#### Collected data entries:
☆ ☆ ☆

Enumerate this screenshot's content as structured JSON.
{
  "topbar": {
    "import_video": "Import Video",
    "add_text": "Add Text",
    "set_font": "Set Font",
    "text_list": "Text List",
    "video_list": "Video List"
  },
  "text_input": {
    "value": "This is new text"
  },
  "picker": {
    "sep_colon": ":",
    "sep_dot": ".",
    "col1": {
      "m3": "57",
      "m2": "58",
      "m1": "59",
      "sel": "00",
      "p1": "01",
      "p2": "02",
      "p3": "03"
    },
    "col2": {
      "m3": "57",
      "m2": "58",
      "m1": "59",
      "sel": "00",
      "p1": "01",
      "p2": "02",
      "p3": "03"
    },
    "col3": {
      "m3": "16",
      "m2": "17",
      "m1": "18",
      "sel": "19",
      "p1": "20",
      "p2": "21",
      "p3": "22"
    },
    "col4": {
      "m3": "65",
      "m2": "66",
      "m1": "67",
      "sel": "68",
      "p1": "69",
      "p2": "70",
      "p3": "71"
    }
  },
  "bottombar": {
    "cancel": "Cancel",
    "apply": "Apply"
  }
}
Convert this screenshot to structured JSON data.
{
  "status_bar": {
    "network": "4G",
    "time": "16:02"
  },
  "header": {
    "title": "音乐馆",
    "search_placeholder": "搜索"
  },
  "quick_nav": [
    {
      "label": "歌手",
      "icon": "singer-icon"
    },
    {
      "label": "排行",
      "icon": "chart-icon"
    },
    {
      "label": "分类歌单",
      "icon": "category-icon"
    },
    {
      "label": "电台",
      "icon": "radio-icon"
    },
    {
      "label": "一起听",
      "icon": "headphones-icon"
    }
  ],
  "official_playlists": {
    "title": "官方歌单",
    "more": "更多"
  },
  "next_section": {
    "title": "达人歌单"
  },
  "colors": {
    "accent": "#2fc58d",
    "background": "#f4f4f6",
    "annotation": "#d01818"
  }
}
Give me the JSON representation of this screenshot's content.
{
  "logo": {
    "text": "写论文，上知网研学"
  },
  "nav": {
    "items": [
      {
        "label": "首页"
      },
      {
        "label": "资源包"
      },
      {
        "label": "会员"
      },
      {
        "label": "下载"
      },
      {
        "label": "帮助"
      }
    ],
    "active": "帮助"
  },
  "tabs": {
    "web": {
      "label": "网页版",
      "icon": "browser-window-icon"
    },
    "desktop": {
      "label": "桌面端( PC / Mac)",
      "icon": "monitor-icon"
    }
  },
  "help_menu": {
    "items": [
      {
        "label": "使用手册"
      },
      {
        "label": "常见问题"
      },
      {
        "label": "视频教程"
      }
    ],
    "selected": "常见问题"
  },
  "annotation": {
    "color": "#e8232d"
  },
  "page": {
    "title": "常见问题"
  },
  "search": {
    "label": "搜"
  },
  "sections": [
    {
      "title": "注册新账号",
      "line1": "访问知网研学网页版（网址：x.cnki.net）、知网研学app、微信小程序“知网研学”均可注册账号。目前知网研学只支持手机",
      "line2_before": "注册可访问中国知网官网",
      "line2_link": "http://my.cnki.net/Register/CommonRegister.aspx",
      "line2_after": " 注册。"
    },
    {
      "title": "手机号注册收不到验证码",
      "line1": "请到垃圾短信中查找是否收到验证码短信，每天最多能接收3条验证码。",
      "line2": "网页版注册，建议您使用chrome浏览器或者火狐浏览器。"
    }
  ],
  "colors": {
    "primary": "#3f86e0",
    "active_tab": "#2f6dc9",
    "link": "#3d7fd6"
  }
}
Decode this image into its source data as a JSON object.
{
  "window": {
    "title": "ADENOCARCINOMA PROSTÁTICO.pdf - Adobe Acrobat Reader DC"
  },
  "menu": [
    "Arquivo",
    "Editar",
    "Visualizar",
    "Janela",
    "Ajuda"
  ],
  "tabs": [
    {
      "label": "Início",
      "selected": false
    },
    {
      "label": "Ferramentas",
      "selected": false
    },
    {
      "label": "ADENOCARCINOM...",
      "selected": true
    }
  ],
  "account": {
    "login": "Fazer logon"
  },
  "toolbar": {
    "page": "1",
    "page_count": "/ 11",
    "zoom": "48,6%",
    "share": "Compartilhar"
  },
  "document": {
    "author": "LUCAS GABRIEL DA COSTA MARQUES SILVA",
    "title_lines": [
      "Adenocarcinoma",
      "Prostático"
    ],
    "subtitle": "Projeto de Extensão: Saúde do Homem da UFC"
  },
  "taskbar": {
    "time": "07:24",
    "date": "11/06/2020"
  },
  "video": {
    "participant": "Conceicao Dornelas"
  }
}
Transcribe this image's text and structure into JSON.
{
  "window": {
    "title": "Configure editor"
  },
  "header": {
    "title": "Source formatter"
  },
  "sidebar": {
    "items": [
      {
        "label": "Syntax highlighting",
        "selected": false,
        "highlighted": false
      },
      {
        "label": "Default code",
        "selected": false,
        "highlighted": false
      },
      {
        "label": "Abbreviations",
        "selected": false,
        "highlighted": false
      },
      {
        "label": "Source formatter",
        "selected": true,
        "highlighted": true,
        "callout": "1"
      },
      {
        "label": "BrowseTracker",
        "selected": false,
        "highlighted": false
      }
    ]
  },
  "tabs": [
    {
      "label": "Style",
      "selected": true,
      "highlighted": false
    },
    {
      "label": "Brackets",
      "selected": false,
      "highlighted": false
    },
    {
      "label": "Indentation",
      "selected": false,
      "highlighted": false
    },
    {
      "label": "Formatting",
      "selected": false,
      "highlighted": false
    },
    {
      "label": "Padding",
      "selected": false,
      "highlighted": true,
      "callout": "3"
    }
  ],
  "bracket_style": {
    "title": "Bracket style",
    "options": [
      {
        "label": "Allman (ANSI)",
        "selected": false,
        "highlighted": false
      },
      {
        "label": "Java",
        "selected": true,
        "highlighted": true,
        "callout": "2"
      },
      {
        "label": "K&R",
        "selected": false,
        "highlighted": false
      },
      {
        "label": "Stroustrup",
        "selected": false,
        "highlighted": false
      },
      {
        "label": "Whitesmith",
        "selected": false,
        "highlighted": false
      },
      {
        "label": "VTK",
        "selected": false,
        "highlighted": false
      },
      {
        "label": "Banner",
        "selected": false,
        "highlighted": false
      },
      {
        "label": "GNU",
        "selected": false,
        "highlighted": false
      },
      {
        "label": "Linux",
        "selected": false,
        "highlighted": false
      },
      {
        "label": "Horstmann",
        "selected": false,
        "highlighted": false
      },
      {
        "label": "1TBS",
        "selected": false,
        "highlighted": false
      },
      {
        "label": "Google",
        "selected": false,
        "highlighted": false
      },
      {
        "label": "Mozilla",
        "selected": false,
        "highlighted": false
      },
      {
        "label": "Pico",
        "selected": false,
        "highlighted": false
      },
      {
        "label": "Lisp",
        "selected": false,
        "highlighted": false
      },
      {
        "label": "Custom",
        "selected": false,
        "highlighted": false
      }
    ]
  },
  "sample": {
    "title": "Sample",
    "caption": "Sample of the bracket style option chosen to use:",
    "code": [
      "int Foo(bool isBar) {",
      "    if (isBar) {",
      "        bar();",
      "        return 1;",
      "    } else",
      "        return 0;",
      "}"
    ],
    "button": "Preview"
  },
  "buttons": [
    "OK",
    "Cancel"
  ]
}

☆ ☆ ☆

Return all the data above once more, precisely as given.

#### OUTPUT:
Enumerate this screenshot's content as structured JSON.
{
  "topbar": {
    "import_video": "Import Video",
    "add_text": "Add Text",
    "set_font": "Set Font",
    "text_list": "Text List",
    "video_list": "Video List"
  },
  "text_input": {
    "value": "This is new text"
  },
  "picker": {
    "sep_colon": ":",
    "sep_dot": ".",
    "col1": {
      "m3": "57",
      "m2": "58",
      "m1": "59",
      "sel": "00",
      "p1": "01",
      "p2": "02",
      "p3": "03"
    },
    "col2": {
      "m3": "57",
      "m2": "58",
      "m1": "59",
      "sel": "00",
      "p1": "01",
      "p2": "02",
      "p3": "03"
    },
    "col3": {
      "m3": "16",
      "m2": "17",
      "m1": "18",
      "sel": "19",
      "p1": "20",
      "p2": "21",
      "p3": "22"
    },
    "col4": {
      "m3": "65",
      "m2": "66",
      "m1": "67",
      "sel": "68",
      "p1": "69",
      "p2": "70",
      "p3": "71"
    }
  },
  "bottombar": {
    "cancel": "Cancel",
    "apply": "Apply"
  }
}
Convert this screenshot to structured JSON data.
{
  "status_bar": {
    "network": "4G",
    "time": "16:02"
  },
  "header": {
    "title": "音乐馆",
    "search_placeholder": "搜索"
  },
  "quick_nav": [
    {
      "label": "歌手",
      "icon": "singer-icon"
    },
    {
      "label": "排行",
      "icon": "chart-icon"
    },
    {
      "label": "分类歌单",
      "icon": "category-icon"
    },
    {
      "label": "电台",
      "icon": "radio-icon"
    },
    {
      "label": "一起听",
      "icon": "headphones-icon"
    }
  ],
  "official_playlists": {
    "title": "官方歌单",
    "more": "更多"
  },
  "next_section": {
    "title": "达人歌单"
  },
  "colors": {
    "accent": "#2fc58d",
    "background": "#f4f4f6",
    "annotation": "#d01818"
  }
}
Give me the JSON representation of this screenshot's content.
{
  "logo": {
    "text": "写论文，上知网研学"
  },
  "nav": {
    "items": [
      {
        "label": "首页"
      },
      {
        "label": "资源包"
      },
      {
        "label": "会员"
      },
      {
        "label": "下载"
      },
      {
        "label": "帮助"
      }
    ],
    "active": "帮助"
  },
  "tabs": {
    "web": {
      "label": "网页版",
      "icon": "browser-window-icon"
    },
    "desktop": {
      "label": "桌面端( PC / Mac)",
      "icon": "monitor-icon"
    }
  },
  "help_menu": {
    "items": [
      {
        "label": "使用手册"
      },
      {
        "label": "常见问题"
      },
      {
        "label": "视频教程"
      }
    ],
    "selected": "常见问题"
  },
  "annotation": {
    "color": "#e8232d"
  },
  "page": {
    "title": "常见问题"
  },
  "search": {
    "label": "搜"
  },
  "sections": [
    {
      "title": "注册新账号",
      "line1": "访问知网研学网页版（网址：x.cnki.net）、知网研学app、微信小程序“知网研学”均可注册账号。目前知网研学只支持手机",
      "line2_before": "注册可访问中国知网官网",
      "line2_link": "http://my.cnki.net/Register/CommonRegister.aspx",
      "line2_after": " 注册。"
    },
    {
      "title": "手机号注册收不到验证码",
      "line1": "请到垃圾短信中查找是否收到验证码短信，每天最多能接收3条验证码。",
      "line2": "网页版注册，建议您使用chrome浏览器或者火狐浏览器。"
    }
  ],
  "colors": {
    "primary": "#3f86e0",
    "active_tab": "#2f6dc9",
    "link": "#3d7fd6"
  }
}
Decode this image into its source data as a JSON object.
{
  "window": {
    "title": "ADENOCARCINOMA PROSTÁTICO.pdf - Adobe Acrobat Reader DC"
  },
  "menu": [
    "Arquivo",
    "Editar",
    "Visualizar",
    "Janela",
    "Ajuda"
  ],
  "tabs": [
    {
      "label": "Início",
      "selected": false
    },
    {
      "label": "Ferramentas",
      "selected": false
    },
    {
      "label": "ADENOCARCINOM...",
      "selected": true
    }
  ],
  "account": {
    "login": "Fazer logon"
  },
  "toolbar": {
    "page": "1",
    "page_count": "/ 11",
    "zoom": "48,6%",
    "share": "Compartilhar"
  },
  "document": {
    "author": "LUCAS GABRIEL DA COSTA MARQUES SILVA",
    "title_lines": [
      "Adenocarcinoma",
      "Prostático"
    ],
    "subtitle": "Projeto de Extensão: Saúde do Homem da UFC"
  },
  "taskbar": {
    "time": "07:24",
    "date": "11/06/2020"
  },
  "video": {
    "participant": "Conceicao Dornelas"
  }
}
Transcribe this image's text and structure into JSON.
{
  "window": {
    "title": "Configure editor"
  },
  "header": {
    "title": "Source formatter"
  },
  "sidebar": {
    "items": [
      {
        "label": "Syntax highlighting",
        "selected": false,
        "highlighted": false
      },
      {
        "label": "Default code",
        "selected": false,
        "highlighted": false
      },
      {
        "label": "Abbreviations",
        "selected": false,
        "highlighted": false
      },
      {
        "label": "Source formatter",
        "selected": true,
        "highlighted": true,
        "callout": "1"
      },
      {
        "label": "BrowseTracker",
        "selected": false,
        "highlighted": false
      }
    ]
  },
  "tabs": [
    {
      "label": "Style",
      "selected": true,
      "highlighted": false
    },
    {
      "label": "Brackets",
      "selected": false,
      "highlighted": false
    },
    {
      "label": "Indentation",
      "selected": false,
      "highlighted": false
    },
    {
      "label": "Formatting",
      "selected": false,
      "highlighted": false
    },
    {
      "label": "Padding",
      "selected": false,
      "highlighted": true,
      "callout": "3"
    }
  ],
  "bracket_style": {
    "title": "Bracket style",
    "options": [
      {
        "label": "Allman (ANSI)",
        "selected": false,
        "highlighted": false
      },
      {
        "label": "Java",
        "selected": true,
        "highlighted": true,
        "callout": "2"
      },
      {
        "label": "K&R",
        "selected": false,
        "highlighted": false
      },
      {
        "label": "Stroustrup",
        "selected": false,
        "highlighted": false
      },
      {
        "label": "Whitesmith",
        "selected": false,
        "highlighted": false
      },
      {
        "label": "VTK",
        "selected": false,
        "highlighted": false
      },
      {
        "label": "Banner",
        "selected": false,
        "highlighted": false
      },
      {
        "label": "GNU",
        "selected": false,
        "highlighted": false
      },
      {
        "label": "Linux",
        "selected": false,
        "highlighted": false
      },
      {
        "label": "Horstmann",
        "selected": false,
        "highlighted": false
      },
      {
        "label": "1TBS",
        "selected": false,
        "highlighted": false
      },
      {
        "label": "Google",
        "selected": false,
        "highlighted": false
      },
      {
        "label": "Mozilla",
        "selected": false,
        "highlighted": false
      },
      {
        "label": "Pico",
        "selected": false,
        "highlighted": false
      },
      {
        "label": "Lisp",
        "selected": false,
        "highlighted": false
      },
      {
        "label": "Custom",
        "selected": false,
        "highlighted": false
      }
    ]
  },
  "sample": {
    "title": "Sample",
    "caption": "Sample of the bracket style option chosen to use:",
    "code": [
      "int Foo(bool isBar) {",
      "    if (isBar) {",
      "        bar();",
      "        return 1;",
      "    } else",
      "        return 0;",
      "}"
    ],
    "button": "Preview"
  },
  "buttons": [
    "OK",
    "Cancel"
  ]
}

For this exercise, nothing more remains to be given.